*PROBLEM TO WORK ON*: Pick out and copy every line below that has the word "content".
================
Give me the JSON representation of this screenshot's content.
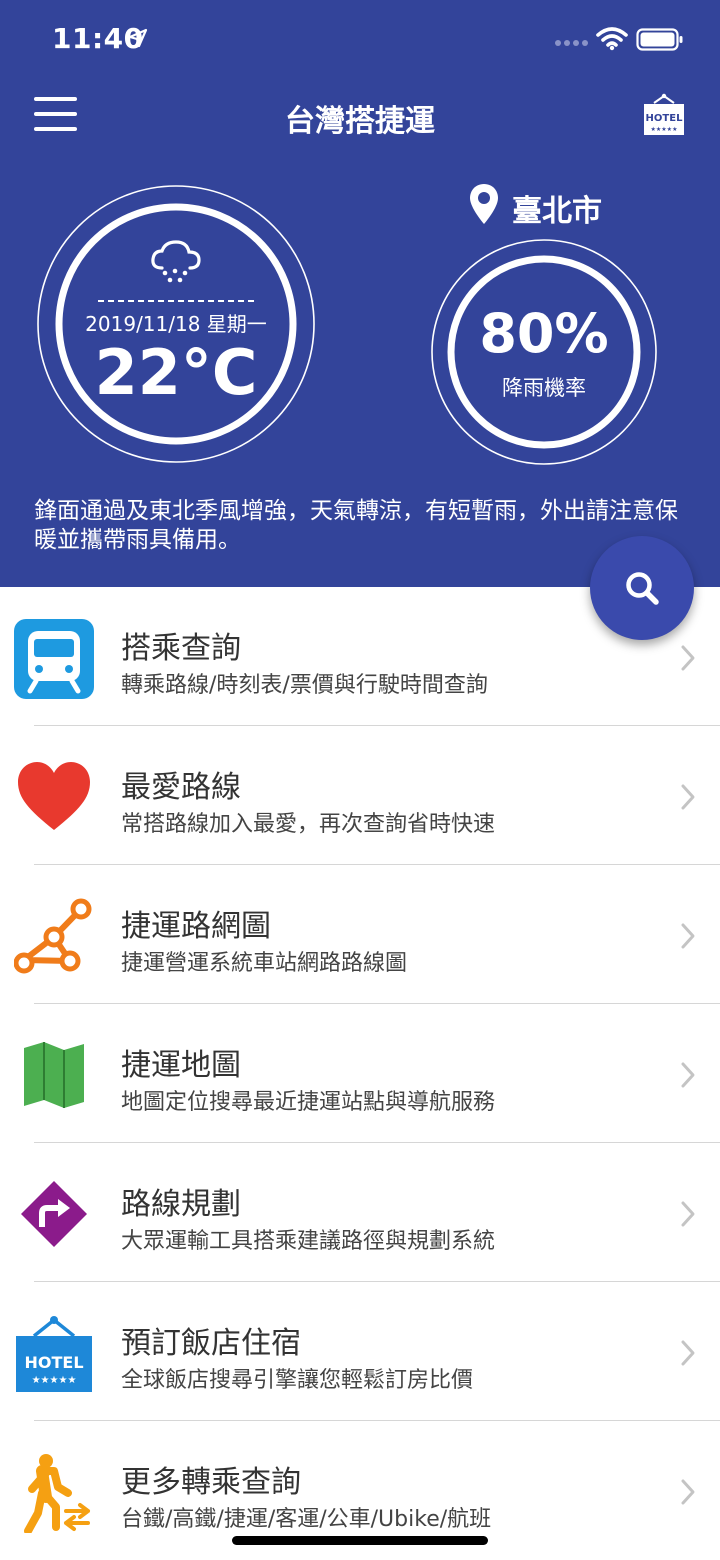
{
  "status_bar": {
    "time": "11:40"
  },
  "header": {
    "title": "台灣搭捷運"
  },
  "weather": {
    "date": "2019/11/18 星期一",
    "temperature": "22°C",
    "city": "臺北市",
    "rain_probability": "80%",
    "rain_label": "降雨機率",
    "forecast": "鋒面通過及東北季風增強，天氣轉涼，有短暫雨，外出請注意保暖並攜帶雨具備用。"
  },
  "hotel_sign": {
    "label": "HOTEL",
    "stars": "★★★★★"
  },
  "menu": [
    {
      "title": "搭乘查詢",
      "subtitle": "轉乘路線/時刻表/票價與行駛時間查詢",
      "icon": "train-icon"
    },
    {
      "title": "最愛路線",
      "subtitle": "常搭路線加入最愛，再次查詢省時快速",
      "icon": "heart-icon"
    },
    {
      "title": "捷運路網圖",
      "subtitle": "捷運營運系統車站網路路線圖",
      "icon": "route-network-icon"
    },
    {
      "title": "捷運地圖",
      "subtitle": "地圖定位搜尋最近捷運站點與導航服務",
      "icon": "map-icon"
    },
    {
      "title": "路線規劃",
      "subtitle": "大眾運輸工具搭乘建議路徑與規劃系統",
      "icon": "directions-icon"
    },
    {
      "title": "預訂飯店住宿",
      "subtitle": "全球飯店搜尋引擎讓您輕鬆訂房比價",
      "icon": "hotel-icon"
    },
    {
      "title": "更多轉乘查詢",
      "subtitle": "台鐵/高鐵/捷運/客運/公車/Ubike/航班",
      "icon": "transfer-walk-icon"
    }
  ],
  "colors": {
    "header_bg": "#33449a",
    "fab_bg": "#3a4aac",
    "train_blue": "#1e9ae0",
    "heart_red": "#e8392e",
    "network_orange": "#f07c1a",
    "map_green": "#4caf50",
    "directions_purple": "#8b1b8b",
    "hotel_blue": "#1e88d8"
  }
}
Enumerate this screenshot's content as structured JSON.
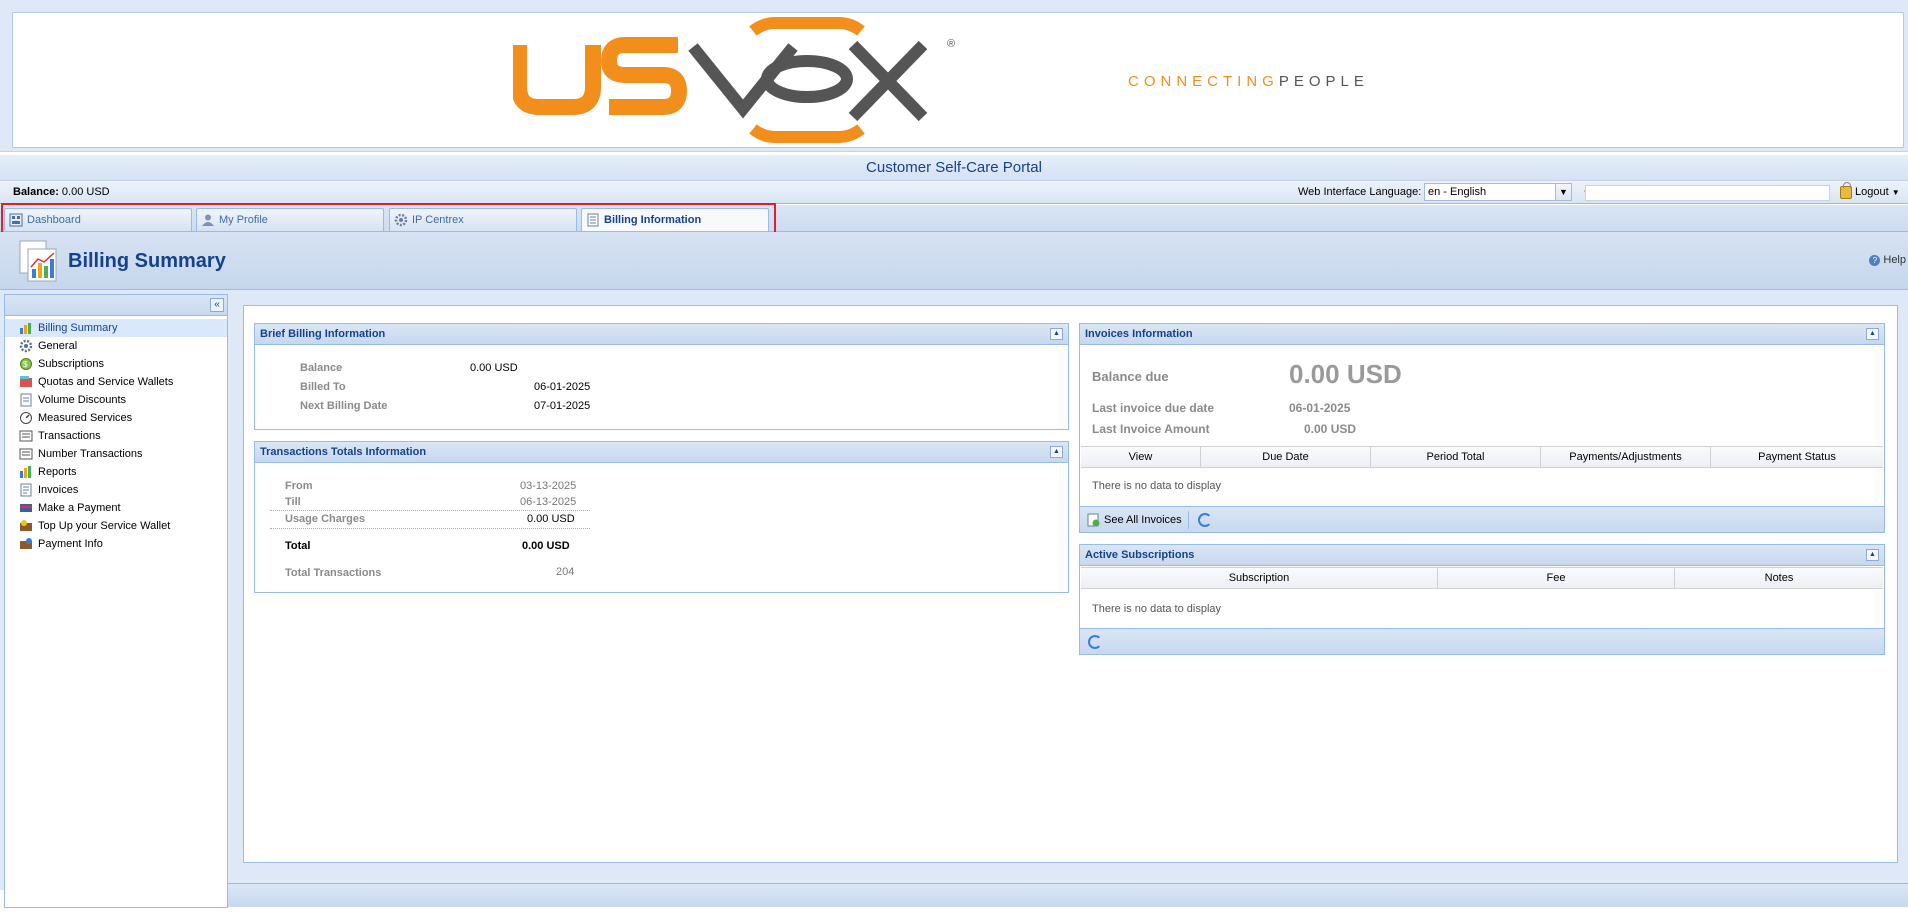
================
*OUTPUT OF THE EXERCISE*:
Give me the JSON representation of this screenshot's content.
Enumerate this screenshot's content as structured JSON.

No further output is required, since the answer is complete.